WHAT TO WORK ON:
Below is a listing; write it out exactly and drop any images from it.

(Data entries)
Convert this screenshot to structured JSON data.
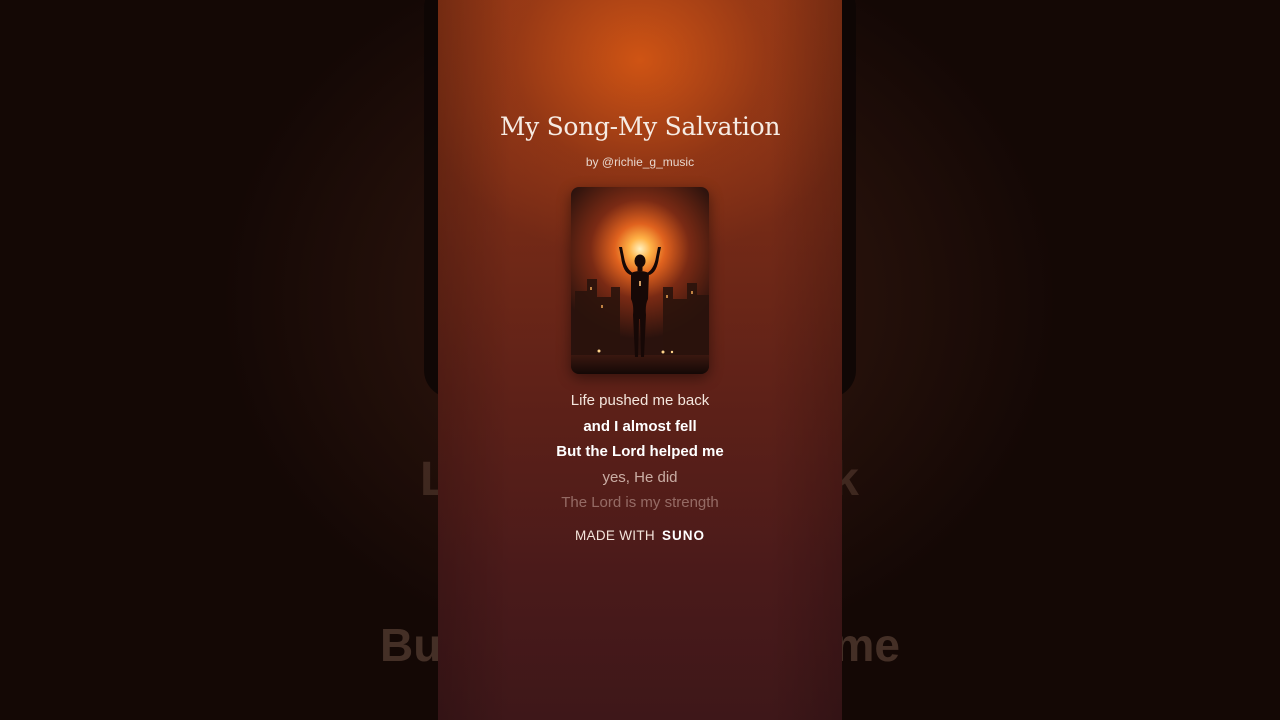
{
  "song": {
    "title": "My Song-My Salvation",
    "artist": "by @richie_g_music"
  },
  "cover_art": {
    "icon": "silhouette-raised-hands-sunset-icon"
  },
  "lyrics": [
    {
      "text": "Life pushed me back",
      "style": "normal"
    },
    {
      "text": "and I almost fell",
      "style": "bold"
    },
    {
      "text": "But the Lord helped me",
      "style": "bold"
    },
    {
      "text": "yes, He did",
      "style": "dim"
    },
    {
      "text": "The Lord is my strength",
      "style": "faint"
    }
  ],
  "footer": {
    "made_with": "MADE WITH",
    "brand": "SUNO"
  },
  "backdrop": {
    "line_1_left": "L",
    "line_1_right": "k",
    "line_2_left": "Bu",
    "line_2_right": "me"
  },
  "colors": {
    "accent_glow": "#e0621e",
    "panel_top": "#8a3316",
    "panel_bottom": "#3e1719"
  }
}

ANSWER TO THIS EXERCISE:
Convert this screenshot to structured JSON data.
{
  "song": {
    "title": "My Song-My Salvation",
    "artist": "by @richie_g_music"
  },
  "cover_art": {
    "icon": "silhouette-raised-hands-sunset-icon"
  },
  "lyrics": [
    {
      "text": "Life pushed me back",
      "style": "normal"
    },
    {
      "text": "and I almost fell",
      "style": "bold"
    },
    {
      "text": "But the Lord helped me",
      "style": "bold"
    },
    {
      "text": "yes, He did",
      "style": "dim"
    },
    {
      "text": "The Lord is my strength",
      "style": "faint"
    }
  ],
  "footer": {
    "made_with": "MADE WITH",
    "brand": "SUNO"
  },
  "backdrop": {
    "line_1_left": "L",
    "line_1_right": "k",
    "line_2_left": "Bu",
    "line_2_right": "me"
  },
  "colors": {
    "accent_glow": "#e0621e",
    "panel_top": "#8a3316",
    "panel_bottom": "#3e1719"
  }
}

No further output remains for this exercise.